▶ What you need to do
Every record here should be printed again exactly.

[Source records]
################
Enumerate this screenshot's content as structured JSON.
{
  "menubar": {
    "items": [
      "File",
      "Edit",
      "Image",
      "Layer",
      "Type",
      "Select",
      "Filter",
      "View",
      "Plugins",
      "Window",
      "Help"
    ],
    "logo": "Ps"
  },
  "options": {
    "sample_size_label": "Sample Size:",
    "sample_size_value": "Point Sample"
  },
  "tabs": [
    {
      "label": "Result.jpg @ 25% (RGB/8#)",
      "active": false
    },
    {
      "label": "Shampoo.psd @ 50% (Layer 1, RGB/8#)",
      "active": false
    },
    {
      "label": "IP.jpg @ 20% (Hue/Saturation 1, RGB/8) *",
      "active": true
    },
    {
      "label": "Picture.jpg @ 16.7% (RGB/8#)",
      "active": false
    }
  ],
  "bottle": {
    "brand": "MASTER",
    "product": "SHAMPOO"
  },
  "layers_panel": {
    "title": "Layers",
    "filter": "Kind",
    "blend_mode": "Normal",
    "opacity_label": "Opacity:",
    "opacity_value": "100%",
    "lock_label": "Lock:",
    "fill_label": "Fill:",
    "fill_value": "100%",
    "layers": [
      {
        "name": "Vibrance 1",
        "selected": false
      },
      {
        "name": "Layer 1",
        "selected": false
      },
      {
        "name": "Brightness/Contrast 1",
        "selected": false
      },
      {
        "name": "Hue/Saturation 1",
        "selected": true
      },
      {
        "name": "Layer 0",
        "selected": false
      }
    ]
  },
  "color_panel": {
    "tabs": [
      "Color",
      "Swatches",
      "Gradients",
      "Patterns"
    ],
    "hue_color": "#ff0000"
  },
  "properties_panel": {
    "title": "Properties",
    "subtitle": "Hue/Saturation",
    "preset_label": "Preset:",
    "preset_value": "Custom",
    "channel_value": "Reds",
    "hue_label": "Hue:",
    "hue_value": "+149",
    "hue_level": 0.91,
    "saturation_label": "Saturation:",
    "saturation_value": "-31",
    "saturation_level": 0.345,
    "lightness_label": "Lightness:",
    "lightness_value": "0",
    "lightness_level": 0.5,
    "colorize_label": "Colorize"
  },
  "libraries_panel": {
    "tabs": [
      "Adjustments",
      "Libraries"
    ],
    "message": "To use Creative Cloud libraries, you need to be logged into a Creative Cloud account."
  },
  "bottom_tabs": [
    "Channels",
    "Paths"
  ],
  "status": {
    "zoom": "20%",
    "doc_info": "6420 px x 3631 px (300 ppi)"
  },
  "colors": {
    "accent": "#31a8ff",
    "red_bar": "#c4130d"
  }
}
################
▶ The reply
Enumerate this screenshot's content as structured JSON.
{
  "menubar": {
    "items": [
      "File",
      "Edit",
      "Image",
      "Layer",
      "Type",
      "Select",
      "Filter",
      "View",
      "Plugins",
      "Window",
      "Help"
    ],
    "logo": "Ps"
  },
  "options": {
    "sample_size_label": "Sample Size:",
    "sample_size_value": "Point Sample"
  },
  "tabs": [
    {
      "label": "Result.jpg @ 25% (RGB/8#)",
      "active": false
    },
    {
      "label": "Shampoo.psd @ 50% (Layer 1, RGB/8#)",
      "active": false
    },
    {
      "label": "IP.jpg @ 20% (Hue/Saturation 1, RGB/8) *",
      "active": true
    },
    {
      "label": "Picture.jpg @ 16.7% (RGB/8#)",
      "active": false
    }
  ],
  "bottle": {
    "brand": "MASTER",
    "product": "SHAMPOO"
  },
  "layers_panel": {
    "title": "Layers",
    "filter": "Kind",
    "blend_mode": "Normal",
    "opacity_label": "Opacity:",
    "opacity_value": "100%",
    "lock_label": "Lock:",
    "fill_label": "Fill:",
    "fill_value": "100%",
    "layers": [
      {
        "name": "Vibrance 1",
        "selected": false
      },
      {
        "name": "Layer 1",
        "selected": false
      },
      {
        "name": "Brightness/Contrast 1",
        "selected": false
      },
      {
        "name": "Hue/Saturation 1",
        "selected": true
      },
      {
        "name": "Layer 0",
        "selected": false
      }
    ]
  },
  "color_panel": {
    "tabs": [
      "Color",
      "Swatches",
      "Gradients",
      "Patterns"
    ],
    "hue_color": "#ff0000"
  },
  "properties_panel": {
    "title": "Properties",
    "subtitle": "Hue/Saturation",
    "preset_label": "Preset:",
    "preset_value": "Custom",
    "channel_value": "Reds",
    "hue_label": "Hue:",
    "hue_value": "+149",
    "hue_level": 0.91,
    "saturation_label": "Saturation:",
    "saturation_value": "-31",
    "saturation_level": 0.345,
    "lightness_label": "Lightness:",
    "lightness_value": "0",
    "lightness_level": 0.5,
    "colorize_label": "Colorize"
  },
  "libraries_panel": {
    "tabs": [
      "Adjustments",
      "Libraries"
    ],
    "message": "To use Creative Cloud libraries, you need to be logged into a Creative Cloud account."
  },
  "bottom_tabs": [
    "Channels",
    "Paths"
  ],
  "status": {
    "zoom": "20%",
    "doc_info": "6420 px x 3631 px (300 ppi)"
  },
  "colors": {
    "accent": "#31a8ff",
    "red_bar": "#c4130d"
  }
}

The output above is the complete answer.